Figure record extracts
--*--
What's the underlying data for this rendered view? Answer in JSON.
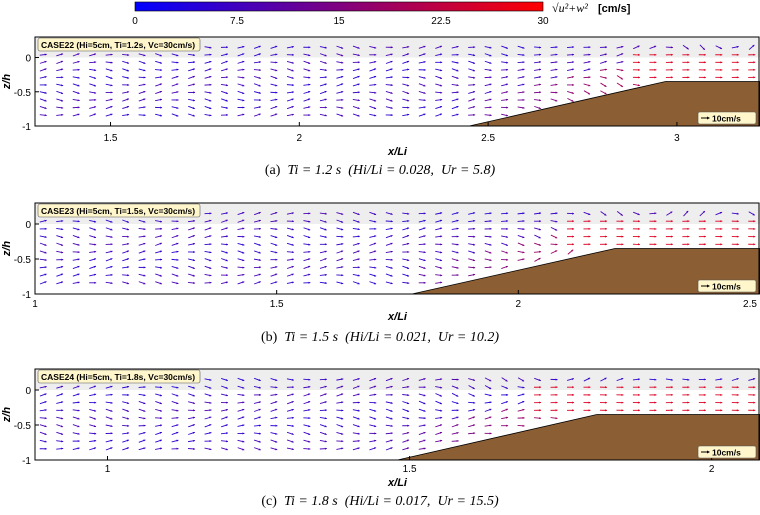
{
  "colorbar": {
    "ticks": [
      "0",
      "7.5",
      "15",
      "22.5",
      "30"
    ],
    "min": 0,
    "max": 30,
    "colors": [
      "#0000ff",
      "#ff0000"
    ],
    "label": "√u²+w²",
    "unit": "[cm/s]"
  },
  "colors": {
    "bed": "#8b5e34",
    "still_water": "#eeeeee",
    "legend_bg": "#fff6cc"
  },
  "chart_data": [
    {
      "type": "quiver",
      "case_label": "CASE22 (Hi=5cm, Ti=1.2s, Vc=30cm/s)",
      "xlabel": "x/Li",
      "ylabel": "z/h",
      "xlim": [
        1.3,
        3.22
      ],
      "ylim": [
        -1,
        0.3
      ],
      "x_ticks": [
        1.5,
        2,
        2.5,
        3
      ],
      "x_tick_labels": [
        "1.5",
        "2",
        "2.5",
        "3"
      ],
      "y_ticks": [
        0,
        -0.5,
        -1
      ],
      "y_tick_labels": [
        "0",
        "-0.5",
        "-1"
      ],
      "bed_profile": [
        [
          1.3,
          -1
        ],
        [
          2.45,
          -1
        ],
        [
          2.97,
          -0.35
        ],
        [
          3.22,
          -0.35
        ]
      ],
      "reference_vector": "10cm/s",
      "caption": {
        "prefix": "(a)",
        "T": "Ti = 1.2 s",
        "steep": "(Hi/Li = 0.028,",
        "ur": "Ur = 5.8)"
      }
    },
    {
      "type": "quiver",
      "case_label": "CASE23 (Hi=5cm, Ti=1.5s, Vc=30cm/s)",
      "xlabel": "x/Li",
      "ylabel": "z/h",
      "xlim": [
        1.0,
        2.5
      ],
      "ylim": [
        -1,
        0.3
      ],
      "x_ticks": [
        1,
        1.5,
        2,
        2.5
      ],
      "x_tick_labels": [
        "1",
        "1.5",
        "2",
        "2.5"
      ],
      "y_ticks": [
        0,
        -0.5,
        -1
      ],
      "y_tick_labels": [
        "0",
        "-0.5",
        "-1"
      ],
      "bed_profile": [
        [
          1.0,
          -1
        ],
        [
          1.78,
          -1
        ],
        [
          2.2,
          -0.35
        ],
        [
          2.5,
          -0.35
        ]
      ],
      "reference_vector": "10cm/s",
      "caption": {
        "prefix": "(b)",
        "T": "Ti = 1.5 s",
        "steep": "(Hi/Li = 0.021,",
        "ur": "Ur = 10.2)"
      }
    },
    {
      "type": "quiver",
      "case_label": "CASE24 (Hi=5cm, Ti=1.8s, Vc=30cm/s)",
      "xlabel": "x/Li",
      "ylabel": "z/h",
      "xlim": [
        0.88,
        2.08
      ],
      "ylim": [
        -1,
        0.3
      ],
      "x_ticks": [
        1,
        1.5,
        2
      ],
      "x_tick_labels": [
        "1",
        "1.5",
        "2"
      ],
      "y_ticks": [
        0,
        -0.5,
        -1
      ],
      "y_tick_labels": [
        "0",
        "-0.5",
        "-1"
      ],
      "bed_profile": [
        [
          0.88,
          -1
        ],
        [
          1.48,
          -1
        ],
        [
          1.81,
          -0.35
        ],
        [
          2.08,
          -0.35
        ]
      ],
      "reference_vector": "10cm/s",
      "caption": {
        "prefix": "(c)",
        "T": "Ti = 1.8 s",
        "steep": "(Hi/Li = 0.017,",
        "ur": "Ur = 15.5)"
      }
    }
  ]
}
--*--
# To be done
Transcribe the records verbatim and omit the images.

# Correct result
What's the underlying data for this rendered view? Answer in JSON.
{
  "colorbar": {
    "ticks": [
      "0",
      "7.5",
      "15",
      "22.5",
      "30"
    ],
    "min": 0,
    "max": 30,
    "colors": [
      "#0000ff",
      "#ff0000"
    ],
    "label": "√u²+w²",
    "unit": "[cm/s]"
  },
  "colors": {
    "bed": "#8b5e34",
    "still_water": "#eeeeee",
    "legend_bg": "#fff6cc"
  },
  "chart_data": [
    {
      "type": "quiver",
      "case_label": "CASE22 (Hi=5cm, Ti=1.2s, Vc=30cm/s)",
      "xlabel": "x/Li",
      "ylabel": "z/h",
      "xlim": [
        1.3,
        3.22
      ],
      "ylim": [
        -1,
        0.3
      ],
      "x_ticks": [
        1.5,
        2,
        2.5,
        3
      ],
      "x_tick_labels": [
        "1.5",
        "2",
        "2.5",
        "3"
      ],
      "y_ticks": [
        0,
        -0.5,
        -1
      ],
      "y_tick_labels": [
        "0",
        "-0.5",
        "-1"
      ],
      "bed_profile": [
        [
          1.3,
          -1
        ],
        [
          2.45,
          -1
        ],
        [
          2.97,
          -0.35
        ],
        [
          3.22,
          -0.35
        ]
      ],
      "reference_vector": "10cm/s",
      "caption": {
        "prefix": "(a)",
        "T": "Ti = 1.2 s",
        "steep": "(Hi/Li = 0.028,",
        "ur": "Ur = 5.8)"
      }
    },
    {
      "type": "quiver",
      "case_label": "CASE23 (Hi=5cm, Ti=1.5s, Vc=30cm/s)",
      "xlabel": "x/Li",
      "ylabel": "z/h",
      "xlim": [
        1.0,
        2.5
      ],
      "ylim": [
        -1,
        0.3
      ],
      "x_ticks": [
        1,
        1.5,
        2,
        2.5
      ],
      "x_tick_labels": [
        "1",
        "1.5",
        "2",
        "2.5"
      ],
      "y_ticks": [
        0,
        -0.5,
        -1
      ],
      "y_tick_labels": [
        "0",
        "-0.5",
        "-1"
      ],
      "bed_profile": [
        [
          1.0,
          -1
        ],
        [
          1.78,
          -1
        ],
        [
          2.2,
          -0.35
        ],
        [
          2.5,
          -0.35
        ]
      ],
      "reference_vector": "10cm/s",
      "caption": {
        "prefix": "(b)",
        "T": "Ti = 1.5 s",
        "steep": "(Hi/Li = 0.021,",
        "ur": "Ur = 10.2)"
      }
    },
    {
      "type": "quiver",
      "case_label": "CASE24 (Hi=5cm, Ti=1.8s, Vc=30cm/s)",
      "xlabel": "x/Li",
      "ylabel": "z/h",
      "xlim": [
        0.88,
        2.08
      ],
      "ylim": [
        -1,
        0.3
      ],
      "x_ticks": [
        1,
        1.5,
        2
      ],
      "x_tick_labels": [
        "1",
        "1.5",
        "2"
      ],
      "y_ticks": [
        0,
        -0.5,
        -1
      ],
      "y_tick_labels": [
        "0",
        "-0.5",
        "-1"
      ],
      "bed_profile": [
        [
          0.88,
          -1
        ],
        [
          1.48,
          -1
        ],
        [
          1.81,
          -0.35
        ],
        [
          2.08,
          -0.35
        ]
      ],
      "reference_vector": "10cm/s",
      "caption": {
        "prefix": "(c)",
        "T": "Ti = 1.8 s",
        "steep": "(Hi/Li = 0.017,",
        "ur": "Ur = 15.5)"
      }
    }
  ]
}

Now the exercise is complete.